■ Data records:
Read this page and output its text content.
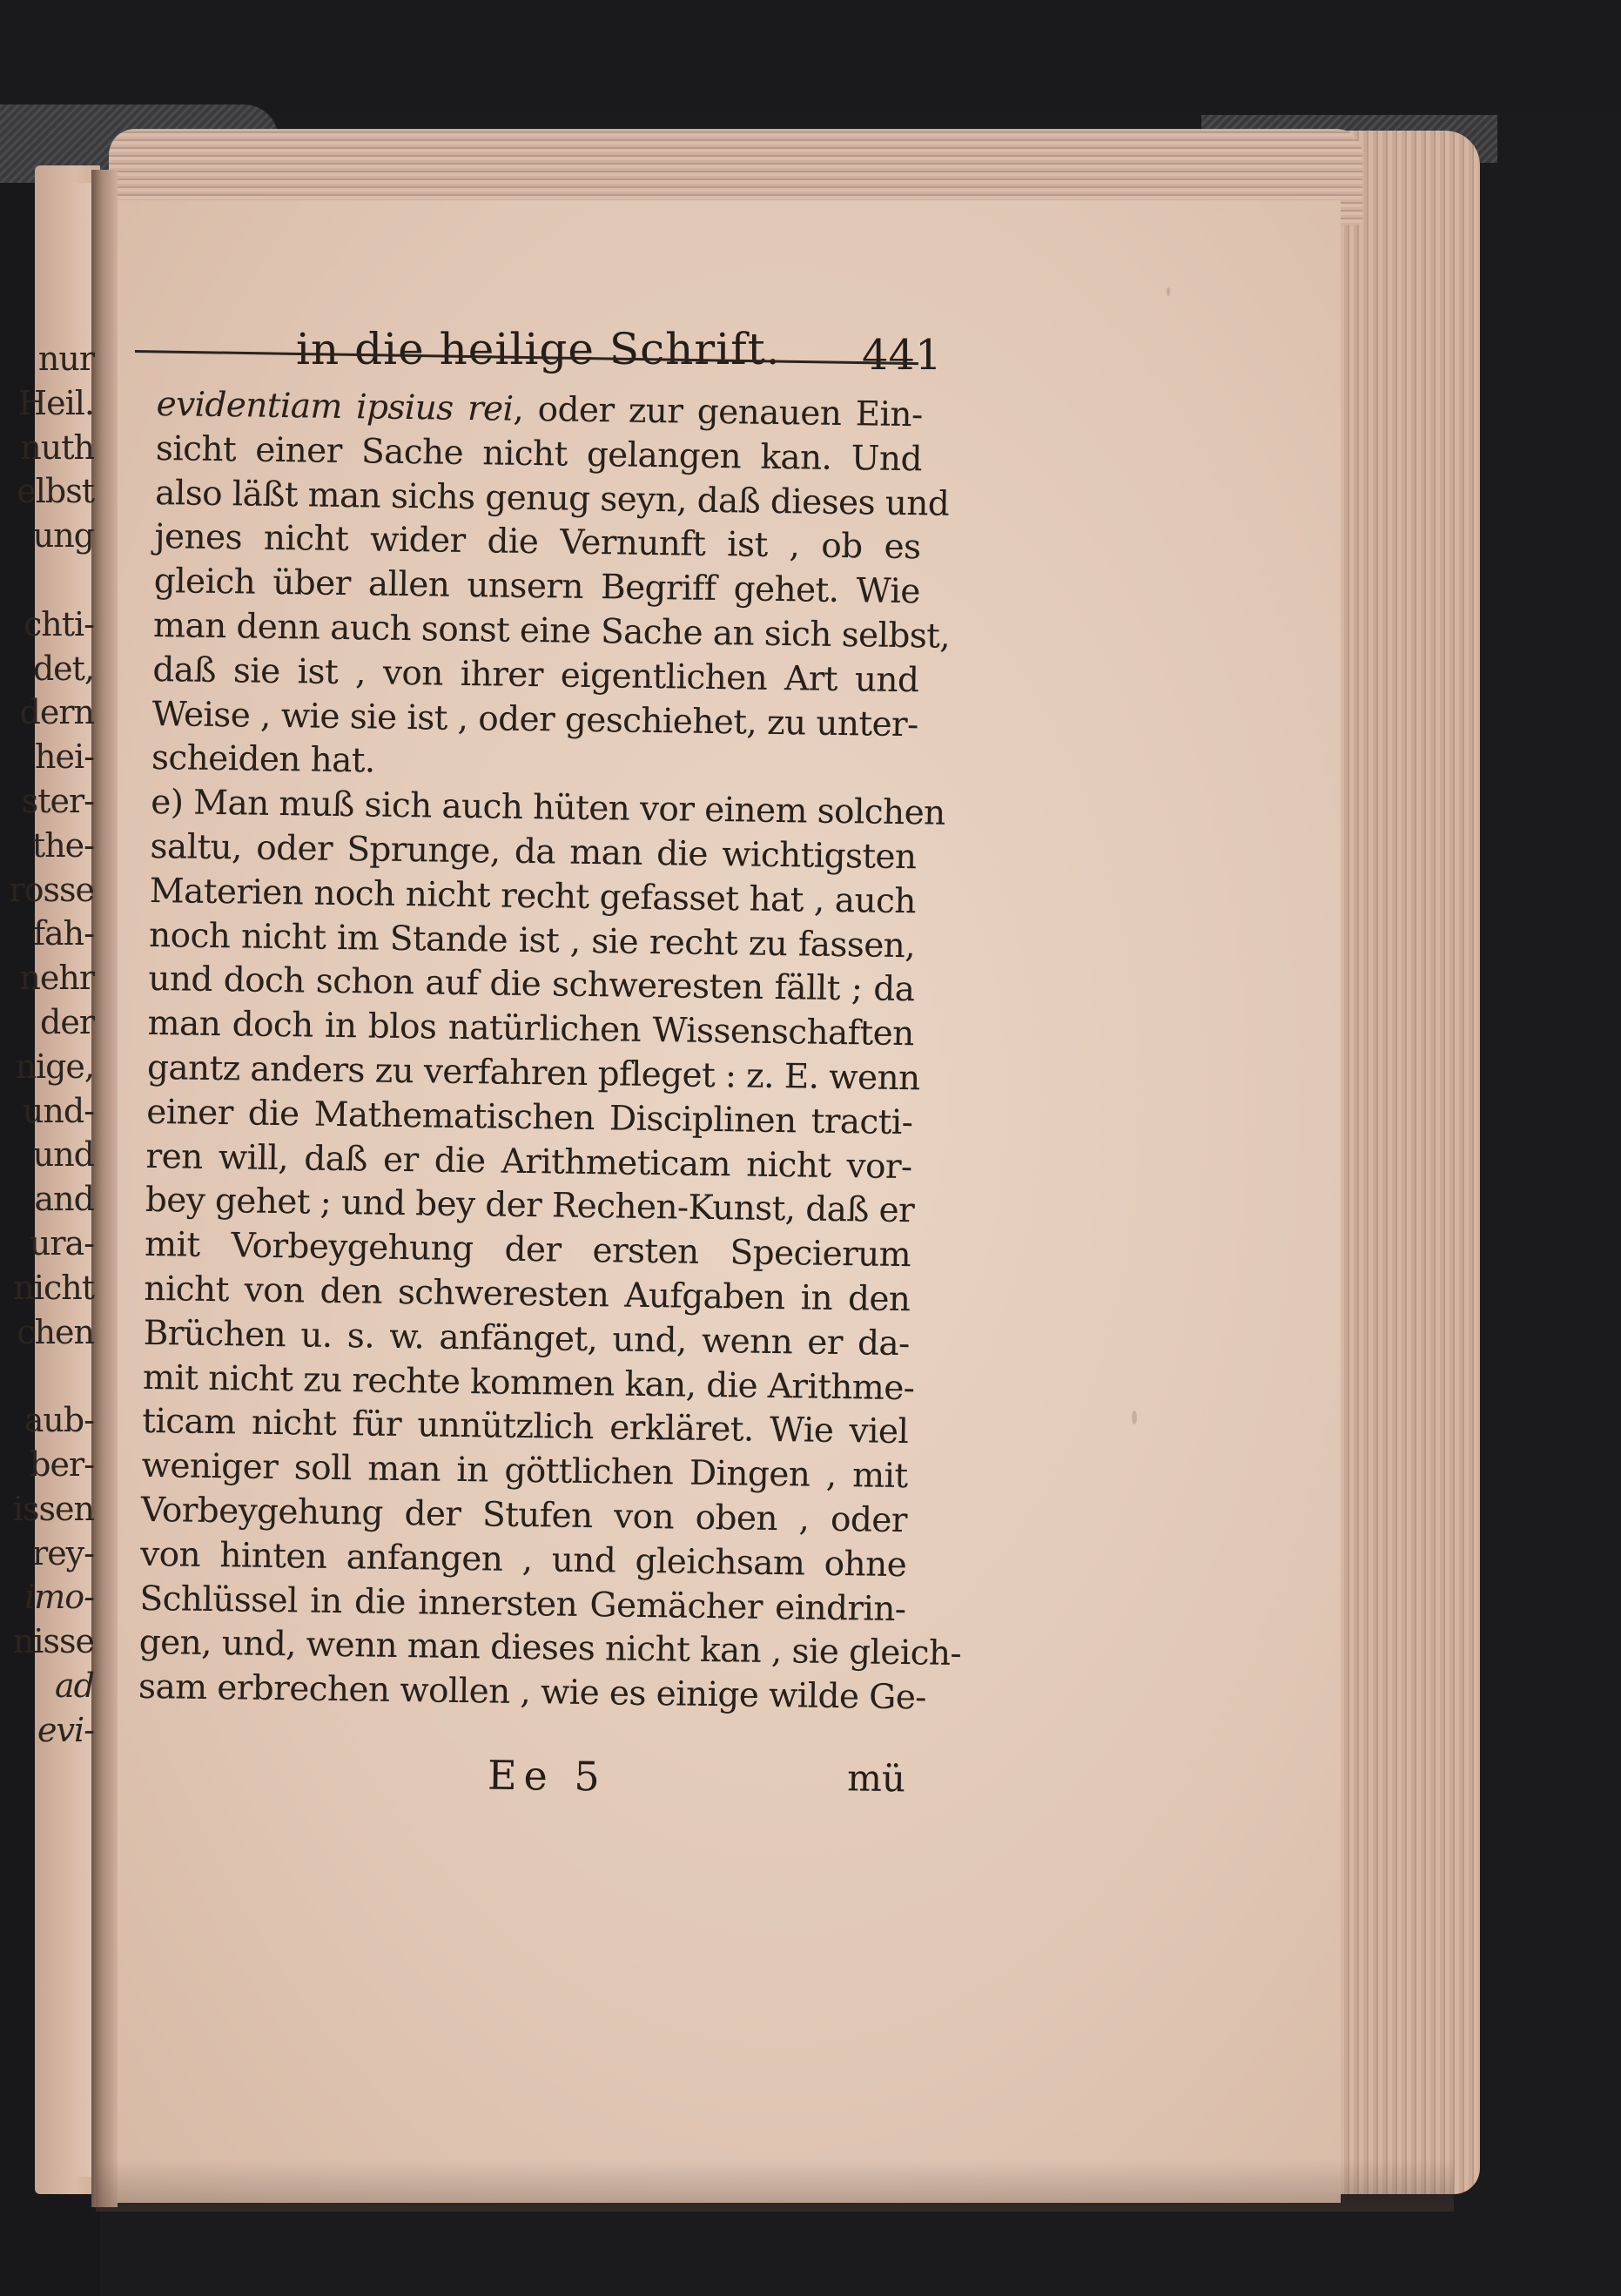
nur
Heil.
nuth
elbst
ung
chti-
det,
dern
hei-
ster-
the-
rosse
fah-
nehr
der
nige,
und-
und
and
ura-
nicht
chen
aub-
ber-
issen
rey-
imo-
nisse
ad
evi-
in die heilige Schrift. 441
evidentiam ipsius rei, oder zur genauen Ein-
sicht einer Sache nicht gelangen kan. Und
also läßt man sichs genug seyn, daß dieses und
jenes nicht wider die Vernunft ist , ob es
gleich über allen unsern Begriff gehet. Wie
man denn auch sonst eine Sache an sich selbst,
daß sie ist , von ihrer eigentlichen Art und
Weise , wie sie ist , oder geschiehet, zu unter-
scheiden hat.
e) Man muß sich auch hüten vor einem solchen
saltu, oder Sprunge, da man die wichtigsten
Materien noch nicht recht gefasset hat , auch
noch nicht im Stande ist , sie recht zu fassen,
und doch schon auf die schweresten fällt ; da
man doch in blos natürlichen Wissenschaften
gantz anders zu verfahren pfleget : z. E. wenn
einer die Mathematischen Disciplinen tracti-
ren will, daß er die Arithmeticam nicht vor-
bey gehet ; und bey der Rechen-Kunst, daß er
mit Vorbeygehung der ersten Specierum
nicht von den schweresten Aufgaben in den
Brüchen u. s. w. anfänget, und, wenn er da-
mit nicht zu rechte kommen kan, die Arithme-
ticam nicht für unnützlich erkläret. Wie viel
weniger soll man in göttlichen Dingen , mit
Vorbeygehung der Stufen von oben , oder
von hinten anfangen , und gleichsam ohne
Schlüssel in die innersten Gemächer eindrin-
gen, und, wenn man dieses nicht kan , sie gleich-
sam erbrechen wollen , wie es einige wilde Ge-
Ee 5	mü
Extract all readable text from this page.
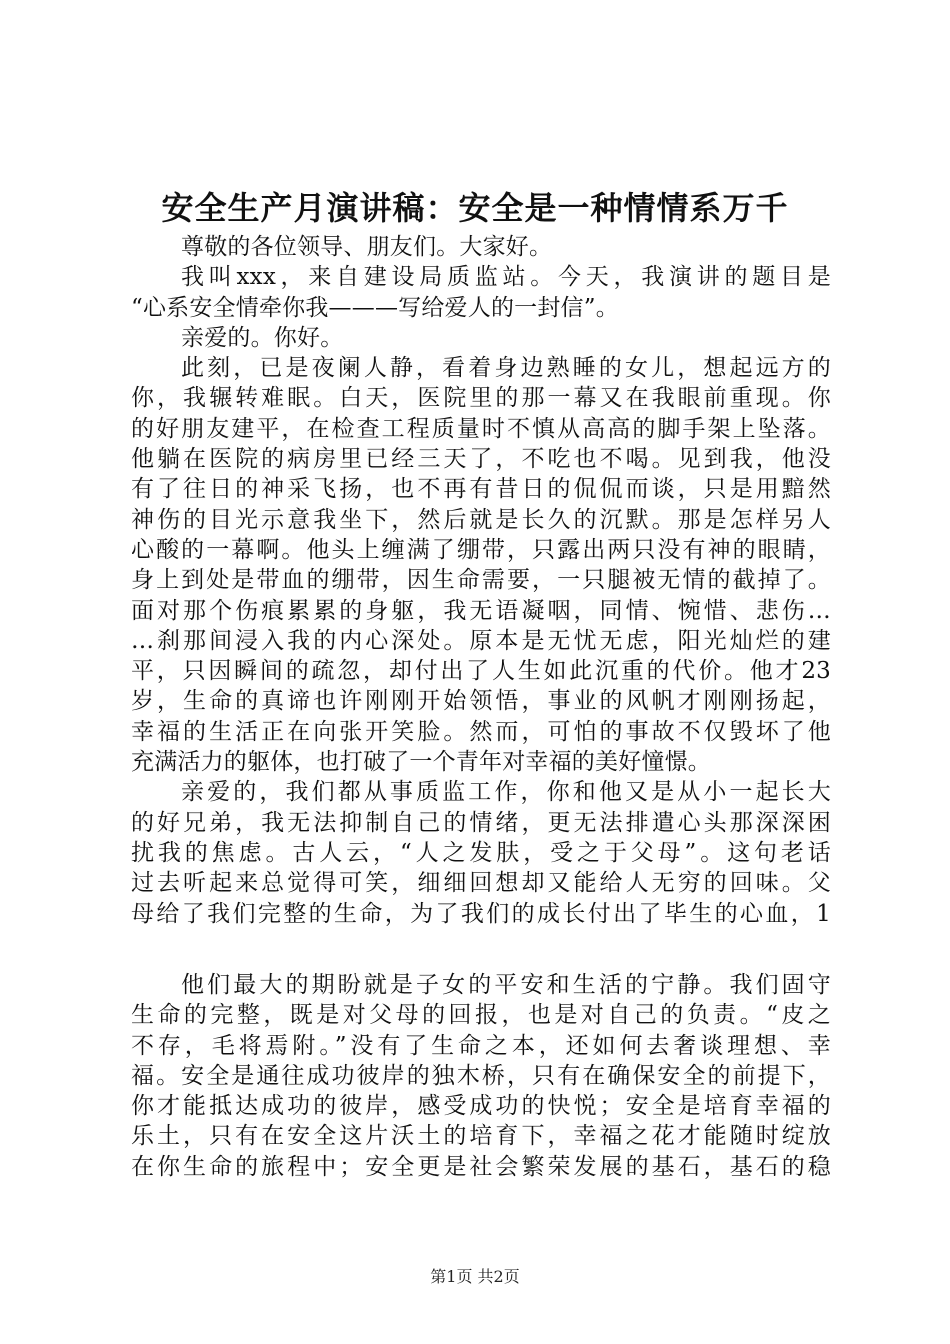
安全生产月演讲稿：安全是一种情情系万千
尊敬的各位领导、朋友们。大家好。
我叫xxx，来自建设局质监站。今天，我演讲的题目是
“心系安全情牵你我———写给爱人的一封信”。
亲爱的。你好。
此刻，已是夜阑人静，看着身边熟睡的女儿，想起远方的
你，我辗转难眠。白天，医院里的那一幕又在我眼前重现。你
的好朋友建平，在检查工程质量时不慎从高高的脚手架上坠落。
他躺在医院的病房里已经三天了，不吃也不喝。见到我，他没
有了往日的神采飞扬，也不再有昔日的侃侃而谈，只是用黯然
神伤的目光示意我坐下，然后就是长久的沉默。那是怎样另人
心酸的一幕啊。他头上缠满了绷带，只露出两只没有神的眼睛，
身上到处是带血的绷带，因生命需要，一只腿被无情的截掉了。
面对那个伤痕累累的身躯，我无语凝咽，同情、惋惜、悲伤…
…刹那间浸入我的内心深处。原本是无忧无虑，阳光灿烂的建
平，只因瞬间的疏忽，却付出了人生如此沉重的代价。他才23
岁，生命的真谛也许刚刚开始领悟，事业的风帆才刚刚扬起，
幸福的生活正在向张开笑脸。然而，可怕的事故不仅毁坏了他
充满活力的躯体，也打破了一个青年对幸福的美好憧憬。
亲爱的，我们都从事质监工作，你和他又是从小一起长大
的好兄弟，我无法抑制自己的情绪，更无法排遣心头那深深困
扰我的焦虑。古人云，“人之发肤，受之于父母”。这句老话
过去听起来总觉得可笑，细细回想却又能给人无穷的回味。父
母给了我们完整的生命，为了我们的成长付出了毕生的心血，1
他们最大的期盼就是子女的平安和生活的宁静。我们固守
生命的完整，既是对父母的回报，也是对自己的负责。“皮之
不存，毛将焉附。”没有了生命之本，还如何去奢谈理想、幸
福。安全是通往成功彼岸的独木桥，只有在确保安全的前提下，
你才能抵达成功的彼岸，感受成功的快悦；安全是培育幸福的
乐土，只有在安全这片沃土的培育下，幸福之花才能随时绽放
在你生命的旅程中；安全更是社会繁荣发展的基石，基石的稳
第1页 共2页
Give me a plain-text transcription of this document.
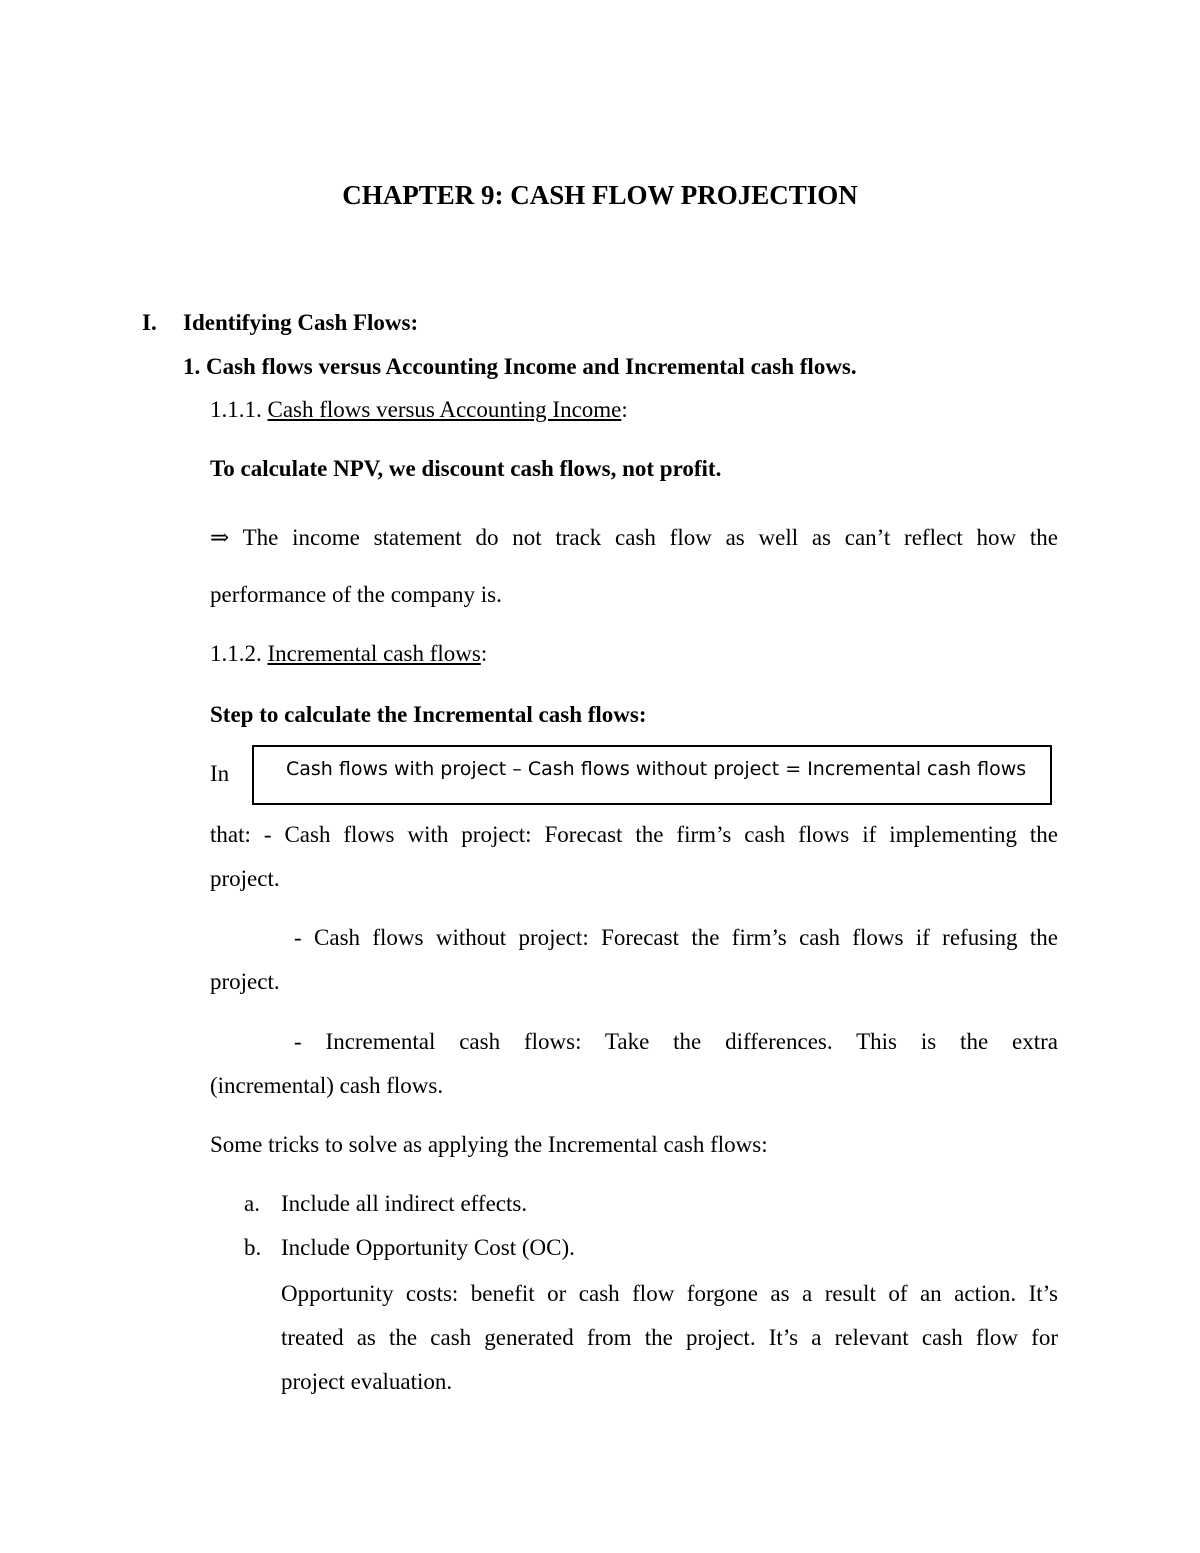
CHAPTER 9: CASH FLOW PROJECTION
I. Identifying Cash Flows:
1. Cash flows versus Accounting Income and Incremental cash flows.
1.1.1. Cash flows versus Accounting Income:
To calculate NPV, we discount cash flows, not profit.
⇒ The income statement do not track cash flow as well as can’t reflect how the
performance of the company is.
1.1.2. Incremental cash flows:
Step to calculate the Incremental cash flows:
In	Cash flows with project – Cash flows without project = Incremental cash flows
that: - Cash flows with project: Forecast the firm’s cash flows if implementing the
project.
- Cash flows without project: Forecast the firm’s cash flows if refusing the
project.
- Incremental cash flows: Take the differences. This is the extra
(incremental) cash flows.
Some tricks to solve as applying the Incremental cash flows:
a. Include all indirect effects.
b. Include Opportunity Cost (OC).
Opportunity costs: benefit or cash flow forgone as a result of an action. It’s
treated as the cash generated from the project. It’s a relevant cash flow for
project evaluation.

■ Exercise goal:
In how many lines does the word "gehet" appear? Respond with the number alone.

■ Written solution:
2